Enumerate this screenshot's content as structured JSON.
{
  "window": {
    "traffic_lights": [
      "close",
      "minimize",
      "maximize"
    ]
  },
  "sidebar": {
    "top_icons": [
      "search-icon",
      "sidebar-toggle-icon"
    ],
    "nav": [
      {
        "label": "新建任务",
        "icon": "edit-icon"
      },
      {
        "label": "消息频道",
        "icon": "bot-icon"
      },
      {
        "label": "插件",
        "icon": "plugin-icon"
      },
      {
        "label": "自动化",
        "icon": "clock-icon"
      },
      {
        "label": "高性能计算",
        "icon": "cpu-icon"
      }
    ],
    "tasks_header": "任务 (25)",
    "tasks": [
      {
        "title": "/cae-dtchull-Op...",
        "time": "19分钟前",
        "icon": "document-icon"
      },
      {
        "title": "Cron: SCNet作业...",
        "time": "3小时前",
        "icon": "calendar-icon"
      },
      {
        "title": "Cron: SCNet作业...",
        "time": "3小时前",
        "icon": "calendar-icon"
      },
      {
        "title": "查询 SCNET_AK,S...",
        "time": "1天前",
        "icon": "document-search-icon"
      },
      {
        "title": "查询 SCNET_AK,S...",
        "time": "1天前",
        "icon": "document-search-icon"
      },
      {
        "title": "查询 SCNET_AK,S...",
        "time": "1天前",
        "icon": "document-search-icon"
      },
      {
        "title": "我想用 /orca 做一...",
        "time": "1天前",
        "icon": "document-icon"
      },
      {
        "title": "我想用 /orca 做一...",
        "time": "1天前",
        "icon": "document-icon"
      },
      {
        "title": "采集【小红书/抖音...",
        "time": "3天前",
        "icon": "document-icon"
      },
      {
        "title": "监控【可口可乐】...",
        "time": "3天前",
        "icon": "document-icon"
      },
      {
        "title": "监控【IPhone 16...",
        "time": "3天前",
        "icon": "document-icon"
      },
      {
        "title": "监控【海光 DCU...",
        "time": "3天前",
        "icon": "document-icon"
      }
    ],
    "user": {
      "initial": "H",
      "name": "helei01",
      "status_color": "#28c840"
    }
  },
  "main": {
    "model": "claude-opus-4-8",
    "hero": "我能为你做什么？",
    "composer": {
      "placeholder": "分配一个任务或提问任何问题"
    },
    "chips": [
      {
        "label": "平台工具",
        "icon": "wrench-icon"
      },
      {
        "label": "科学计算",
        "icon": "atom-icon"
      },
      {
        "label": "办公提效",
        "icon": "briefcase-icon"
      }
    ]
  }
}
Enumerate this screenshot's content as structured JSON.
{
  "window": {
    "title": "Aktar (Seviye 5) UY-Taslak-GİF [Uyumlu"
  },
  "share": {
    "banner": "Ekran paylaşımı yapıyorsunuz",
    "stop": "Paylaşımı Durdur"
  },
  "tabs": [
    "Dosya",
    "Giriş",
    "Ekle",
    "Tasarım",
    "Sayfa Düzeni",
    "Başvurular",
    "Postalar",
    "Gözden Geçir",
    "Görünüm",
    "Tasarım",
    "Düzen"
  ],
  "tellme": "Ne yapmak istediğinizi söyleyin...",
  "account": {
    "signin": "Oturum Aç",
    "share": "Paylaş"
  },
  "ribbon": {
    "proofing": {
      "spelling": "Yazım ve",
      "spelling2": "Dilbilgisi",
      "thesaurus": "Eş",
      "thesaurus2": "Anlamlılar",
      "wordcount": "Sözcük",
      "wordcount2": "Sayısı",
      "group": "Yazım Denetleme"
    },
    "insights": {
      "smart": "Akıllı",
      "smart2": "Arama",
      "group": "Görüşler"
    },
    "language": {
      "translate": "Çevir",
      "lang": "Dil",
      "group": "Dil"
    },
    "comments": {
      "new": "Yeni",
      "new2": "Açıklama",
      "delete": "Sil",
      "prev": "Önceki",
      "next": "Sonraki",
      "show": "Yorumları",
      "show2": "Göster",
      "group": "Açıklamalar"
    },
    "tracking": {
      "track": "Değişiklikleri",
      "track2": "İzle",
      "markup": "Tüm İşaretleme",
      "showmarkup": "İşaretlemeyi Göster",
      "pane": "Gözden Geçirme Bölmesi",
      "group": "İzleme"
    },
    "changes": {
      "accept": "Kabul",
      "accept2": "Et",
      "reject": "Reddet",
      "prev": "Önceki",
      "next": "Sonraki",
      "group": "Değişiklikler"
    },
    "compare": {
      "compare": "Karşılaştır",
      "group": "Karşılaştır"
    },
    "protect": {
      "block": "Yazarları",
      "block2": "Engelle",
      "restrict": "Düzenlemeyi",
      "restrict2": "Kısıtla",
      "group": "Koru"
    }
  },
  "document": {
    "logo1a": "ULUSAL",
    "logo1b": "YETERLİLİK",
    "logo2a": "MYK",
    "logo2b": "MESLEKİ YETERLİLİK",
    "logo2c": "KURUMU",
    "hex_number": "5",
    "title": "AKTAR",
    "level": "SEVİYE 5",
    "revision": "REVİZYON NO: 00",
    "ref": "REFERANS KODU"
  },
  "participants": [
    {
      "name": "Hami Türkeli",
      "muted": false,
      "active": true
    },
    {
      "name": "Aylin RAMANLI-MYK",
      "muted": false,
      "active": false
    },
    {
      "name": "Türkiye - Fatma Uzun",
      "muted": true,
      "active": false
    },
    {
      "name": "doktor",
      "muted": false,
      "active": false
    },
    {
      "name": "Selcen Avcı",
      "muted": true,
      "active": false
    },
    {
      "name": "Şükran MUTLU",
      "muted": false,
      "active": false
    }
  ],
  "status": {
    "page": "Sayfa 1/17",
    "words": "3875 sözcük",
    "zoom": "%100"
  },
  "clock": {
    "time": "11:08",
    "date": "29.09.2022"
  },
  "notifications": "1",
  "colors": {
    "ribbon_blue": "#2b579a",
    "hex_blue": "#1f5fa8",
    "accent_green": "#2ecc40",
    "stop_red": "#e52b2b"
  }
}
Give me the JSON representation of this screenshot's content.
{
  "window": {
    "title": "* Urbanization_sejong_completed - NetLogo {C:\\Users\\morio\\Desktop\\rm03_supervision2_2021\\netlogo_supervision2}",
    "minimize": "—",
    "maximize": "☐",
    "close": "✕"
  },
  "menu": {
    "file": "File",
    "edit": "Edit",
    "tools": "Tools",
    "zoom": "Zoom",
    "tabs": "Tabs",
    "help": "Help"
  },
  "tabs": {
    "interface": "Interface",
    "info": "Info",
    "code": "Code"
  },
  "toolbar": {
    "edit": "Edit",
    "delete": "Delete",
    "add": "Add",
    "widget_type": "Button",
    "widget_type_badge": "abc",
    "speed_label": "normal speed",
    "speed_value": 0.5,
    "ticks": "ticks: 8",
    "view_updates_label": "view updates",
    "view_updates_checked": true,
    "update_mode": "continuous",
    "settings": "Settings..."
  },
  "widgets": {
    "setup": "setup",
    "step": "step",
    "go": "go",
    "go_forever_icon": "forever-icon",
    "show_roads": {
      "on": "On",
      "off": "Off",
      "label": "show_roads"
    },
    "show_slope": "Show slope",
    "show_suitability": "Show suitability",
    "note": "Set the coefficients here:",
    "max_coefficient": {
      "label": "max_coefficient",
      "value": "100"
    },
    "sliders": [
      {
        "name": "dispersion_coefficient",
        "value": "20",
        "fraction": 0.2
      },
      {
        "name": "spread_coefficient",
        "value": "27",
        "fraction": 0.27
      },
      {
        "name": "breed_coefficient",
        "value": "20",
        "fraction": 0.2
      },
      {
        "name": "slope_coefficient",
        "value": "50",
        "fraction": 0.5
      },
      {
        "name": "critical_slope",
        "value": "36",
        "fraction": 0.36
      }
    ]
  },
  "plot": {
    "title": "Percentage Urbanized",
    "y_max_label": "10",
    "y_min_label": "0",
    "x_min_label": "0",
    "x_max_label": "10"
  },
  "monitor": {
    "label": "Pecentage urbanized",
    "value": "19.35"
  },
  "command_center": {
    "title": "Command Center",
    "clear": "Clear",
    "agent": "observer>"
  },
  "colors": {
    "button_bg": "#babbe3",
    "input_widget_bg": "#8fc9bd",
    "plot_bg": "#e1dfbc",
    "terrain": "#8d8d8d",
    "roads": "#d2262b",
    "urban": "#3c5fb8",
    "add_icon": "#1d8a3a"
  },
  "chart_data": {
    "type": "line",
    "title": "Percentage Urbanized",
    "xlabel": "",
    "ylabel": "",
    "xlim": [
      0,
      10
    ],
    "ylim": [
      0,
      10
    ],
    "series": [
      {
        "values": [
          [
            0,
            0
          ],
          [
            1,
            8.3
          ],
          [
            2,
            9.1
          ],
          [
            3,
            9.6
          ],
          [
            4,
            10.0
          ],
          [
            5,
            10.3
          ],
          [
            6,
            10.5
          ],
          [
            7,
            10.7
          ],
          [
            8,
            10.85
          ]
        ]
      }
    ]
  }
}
§
## Your instructions
Filter the data, keeping only the lines that contain "group".

## The solution
      "group": "Yazım Denetleme"
      "group": "Görüşler"
      "group": "Dil"
      "group": "Açıklamalar"
      "group": "İzleme"
      "group": "Değişiklikler"
      "group": "Karşılaştır"
      "group": "Koru"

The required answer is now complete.